# EXERCISE GOAL:
Extend the lease assignment excerpt below, beginning immediately after its final sentence.

# SELECTION:
^^^^^^^^^^^^^^^^

8. Assignor covenants and agrees that so long as the indebtedness under the Note and Deed of Trust or any indebtedness secured by the Deed of Trust remain unpaid, in the event any lessee under the Leases should be the subject of any proceeding under the Federal Bankruptcy Code or any other federal, state or local statute which provides for the possible termination or rejection of any of the Leases assigned hereby, if any Lease is so rejected, no settlement for damages shall be made without the prior written consent of Assignee, and any check in payment of damages for rejection of any such Lease will be made payable to Assignee to the fullest extent permitted by law.  Assignor hereby assigns any such payment to Assignee and further covenants and agrees that upon the request of Assignee, it will duly endorse to the order of Assignee any such check, the proceeds of which will be applied to the Note and other indebtedness secured by the Deed of Trust, principal, interest, attorneys’ and collection fees and other amounts, in such order as Assignee in its sole discretion may determine.
 
9. Assignor agrees with Assignee that nothing contained herein and no act done or omitted by Assignee pursuant to the powers and rights granted Assignee hereunder shall be deemed to be a waiver by Assignee of its rights and remedies under the Note and the Deed of Trust or a waiver or curing of any default hereunder or under the Note or the Deed of Trust, and this Assignment is made and accepted without prejudice to any of the rights and remedies possessed by Assignee under the terms of the Note and the Deed of Trust.  The right of Assignee to collect said principal sum, interest and indebtedness and to enforce any security therefore hold by it may be exercised by Assignee either prior to, simultaneously with, or subsequent to any action taken by it hereunder.

^^^^^^^^^^^^^^^^

[Region annotation records]
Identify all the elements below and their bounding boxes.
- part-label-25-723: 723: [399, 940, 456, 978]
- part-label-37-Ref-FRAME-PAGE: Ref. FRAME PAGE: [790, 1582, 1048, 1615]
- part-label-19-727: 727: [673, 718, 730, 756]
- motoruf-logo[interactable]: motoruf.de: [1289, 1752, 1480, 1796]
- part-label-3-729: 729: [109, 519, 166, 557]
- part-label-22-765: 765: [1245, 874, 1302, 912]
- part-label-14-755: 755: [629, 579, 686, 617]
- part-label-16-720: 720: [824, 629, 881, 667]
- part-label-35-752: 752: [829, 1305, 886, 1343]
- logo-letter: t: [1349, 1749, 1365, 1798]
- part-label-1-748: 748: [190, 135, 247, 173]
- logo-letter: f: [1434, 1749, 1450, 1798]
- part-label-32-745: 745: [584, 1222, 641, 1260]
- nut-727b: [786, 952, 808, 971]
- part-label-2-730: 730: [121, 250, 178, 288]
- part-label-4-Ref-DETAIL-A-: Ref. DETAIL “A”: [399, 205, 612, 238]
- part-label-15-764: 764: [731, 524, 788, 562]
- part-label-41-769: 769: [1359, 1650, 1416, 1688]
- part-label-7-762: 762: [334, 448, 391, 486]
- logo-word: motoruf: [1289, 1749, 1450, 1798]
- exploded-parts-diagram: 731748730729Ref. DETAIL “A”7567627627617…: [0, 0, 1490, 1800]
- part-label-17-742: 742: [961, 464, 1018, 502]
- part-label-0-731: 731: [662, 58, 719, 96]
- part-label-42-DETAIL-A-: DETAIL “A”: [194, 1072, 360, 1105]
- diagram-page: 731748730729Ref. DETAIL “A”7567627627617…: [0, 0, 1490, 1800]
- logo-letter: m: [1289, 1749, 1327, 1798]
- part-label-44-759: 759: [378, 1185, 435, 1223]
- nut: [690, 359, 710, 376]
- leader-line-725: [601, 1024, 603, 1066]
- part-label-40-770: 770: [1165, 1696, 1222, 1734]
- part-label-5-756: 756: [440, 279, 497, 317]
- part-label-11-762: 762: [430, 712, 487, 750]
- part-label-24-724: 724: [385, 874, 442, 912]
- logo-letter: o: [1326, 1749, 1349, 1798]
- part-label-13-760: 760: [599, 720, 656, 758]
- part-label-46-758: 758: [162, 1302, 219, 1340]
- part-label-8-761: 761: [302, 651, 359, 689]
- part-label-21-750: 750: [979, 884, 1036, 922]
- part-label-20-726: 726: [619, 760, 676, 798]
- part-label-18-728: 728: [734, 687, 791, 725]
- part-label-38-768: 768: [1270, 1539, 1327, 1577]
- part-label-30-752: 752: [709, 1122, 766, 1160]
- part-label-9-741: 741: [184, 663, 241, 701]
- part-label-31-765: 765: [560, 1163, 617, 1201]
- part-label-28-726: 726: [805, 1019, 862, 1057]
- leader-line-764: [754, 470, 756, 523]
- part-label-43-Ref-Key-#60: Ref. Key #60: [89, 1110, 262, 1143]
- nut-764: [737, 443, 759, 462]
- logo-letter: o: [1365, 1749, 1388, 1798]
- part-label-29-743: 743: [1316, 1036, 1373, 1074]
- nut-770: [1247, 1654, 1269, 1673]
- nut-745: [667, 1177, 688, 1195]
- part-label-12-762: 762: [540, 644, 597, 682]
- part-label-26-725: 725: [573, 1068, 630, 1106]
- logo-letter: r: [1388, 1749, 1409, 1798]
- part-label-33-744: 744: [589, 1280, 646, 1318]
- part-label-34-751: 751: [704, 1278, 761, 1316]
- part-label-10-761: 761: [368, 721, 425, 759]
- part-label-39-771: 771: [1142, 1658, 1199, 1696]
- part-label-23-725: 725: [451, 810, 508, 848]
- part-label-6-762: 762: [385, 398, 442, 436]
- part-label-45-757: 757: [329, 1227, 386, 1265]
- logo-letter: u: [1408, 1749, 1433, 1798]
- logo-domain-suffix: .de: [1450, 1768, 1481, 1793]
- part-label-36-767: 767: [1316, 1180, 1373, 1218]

^^^^^^^^^^^^^^^^

# RESULT OF THE TASK:
10. If the Note and all other indebtedness secured by the Deed of Trust are paid as the same becomes due and payable and if all of the covenants, warranties, undertakings and agreements made in the Deed of Trust and in this Assignment are kept and performed, then this Assignment shall become null and void and of no further force and effect but no lessee under the Leases shall be required to take notice of such termination until a copy of a release of the Deed of Trust and this Assignment shall have been delivered to such lessee.
 
11. Assignor agrees that Assignee may take or release any security for the payment of the Note and other indebtedness secured by the Deed of Trust, may release any party primarily or secondarily liable therefore and may apply any security held by it to the satisfaction of the Note and such other indebtedness secured by the Deed of Trust without prejudice to any of its rights under this Assignment.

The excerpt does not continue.